##### INFORMATION PROVIDED #####
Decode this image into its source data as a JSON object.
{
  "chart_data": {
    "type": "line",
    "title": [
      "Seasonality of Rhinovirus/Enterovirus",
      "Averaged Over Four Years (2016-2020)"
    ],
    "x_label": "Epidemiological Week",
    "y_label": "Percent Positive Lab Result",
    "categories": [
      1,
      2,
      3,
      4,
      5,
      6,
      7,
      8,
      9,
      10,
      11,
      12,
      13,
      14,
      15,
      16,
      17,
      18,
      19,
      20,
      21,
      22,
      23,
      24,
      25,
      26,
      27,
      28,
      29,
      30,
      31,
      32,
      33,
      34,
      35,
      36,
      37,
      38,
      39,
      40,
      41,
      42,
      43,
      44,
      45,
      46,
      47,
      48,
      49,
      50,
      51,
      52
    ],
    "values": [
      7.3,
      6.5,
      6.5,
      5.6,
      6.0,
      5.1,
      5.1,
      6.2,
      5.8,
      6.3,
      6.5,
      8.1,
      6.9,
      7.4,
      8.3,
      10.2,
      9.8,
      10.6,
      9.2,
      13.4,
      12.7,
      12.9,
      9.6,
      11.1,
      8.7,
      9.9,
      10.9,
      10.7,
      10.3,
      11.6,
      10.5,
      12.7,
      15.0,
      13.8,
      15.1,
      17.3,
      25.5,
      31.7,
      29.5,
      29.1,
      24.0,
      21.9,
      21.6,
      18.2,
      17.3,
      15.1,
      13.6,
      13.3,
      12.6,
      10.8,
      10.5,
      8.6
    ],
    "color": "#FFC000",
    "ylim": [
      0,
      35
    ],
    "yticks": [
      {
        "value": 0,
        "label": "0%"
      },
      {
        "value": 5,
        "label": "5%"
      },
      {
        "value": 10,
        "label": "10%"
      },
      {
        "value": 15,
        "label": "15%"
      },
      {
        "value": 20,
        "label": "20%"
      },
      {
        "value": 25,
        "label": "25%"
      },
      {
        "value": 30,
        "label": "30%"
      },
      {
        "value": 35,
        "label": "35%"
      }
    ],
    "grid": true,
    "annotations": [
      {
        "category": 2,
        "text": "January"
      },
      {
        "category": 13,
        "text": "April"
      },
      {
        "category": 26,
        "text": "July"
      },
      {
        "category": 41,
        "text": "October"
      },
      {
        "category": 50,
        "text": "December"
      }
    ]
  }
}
#####
Retype the complete listing exactly.

Decode this image into its source data as a JSON object.
{
  "chart_data": {
    "type": "line",
    "title": [
      "Seasonality of Rhinovirus/Enterovirus",
      "Averaged Over Four Years (2016-2020)"
    ],
    "x_label": "Epidemiological Week",
    "y_label": "Percent Positive Lab Result",
    "categories": [
      1,
      2,
      3,
      4,
      5,
      6,
      7,
      8,
      9,
      10,
      11,
      12,
      13,
      14,
      15,
      16,
      17,
      18,
      19,
      20,
      21,
      22,
      23,
      24,
      25,
      26,
      27,
      28,
      29,
      30,
      31,
      32,
      33,
      34,
      35,
      36,
      37,
      38,
      39,
      40,
      41,
      42,
      43,
      44,
      45,
      46,
      47,
      48,
      49,
      50,
      51,
      52
    ],
    "values": [
      7.3,
      6.5,
      6.5,
      5.6,
      6.0,
      5.1,
      5.1,
      6.2,
      5.8,
      6.3,
      6.5,
      8.1,
      6.9,
      7.4,
      8.3,
      10.2,
      9.8,
      10.6,
      9.2,
      13.4,
      12.7,
      12.9,
      9.6,
      11.1,
      8.7,
      9.9,
      10.9,
      10.7,
      10.3,
      11.6,
      10.5,
      12.7,
      15.0,
      13.8,
      15.1,
      17.3,
      25.5,
      31.7,
      29.5,
      29.1,
      24.0,
      21.9,
      21.6,
      18.2,
      17.3,
      15.1,
      13.6,
      13.3,
      12.6,
      10.8,
      10.5,
      8.6
    ],
    "color": "#FFC000",
    "ylim": [
      0,
      35
    ],
    "yticks": [
      {
        "value": 0,
        "label": "0%"
      },
      {
        "value": 5,
        "label": "5%"
      },
      {
        "value": 10,
        "label": "10%"
      },
      {
        "value": 15,
        "label": "15%"
      },
      {
        "value": 20,
        "label": "20%"
      },
      {
        "value": 25,
        "label": "25%"
      },
      {
        "value": 30,
        "label": "30%"
      },
      {
        "value": 35,
        "label": "35%"
      }
    ],
    "grid": true,
    "annotations": [
      {
        "category": 2,
        "text": "January"
      },
      {
        "category": 13,
        "text": "April"
      },
      {
        "category": 26,
        "text": "July"
      },
      {
        "category": 41,
        "text": "October"
      },
      {
        "category": 50,
        "text": "December"
      }
    ]
  }
}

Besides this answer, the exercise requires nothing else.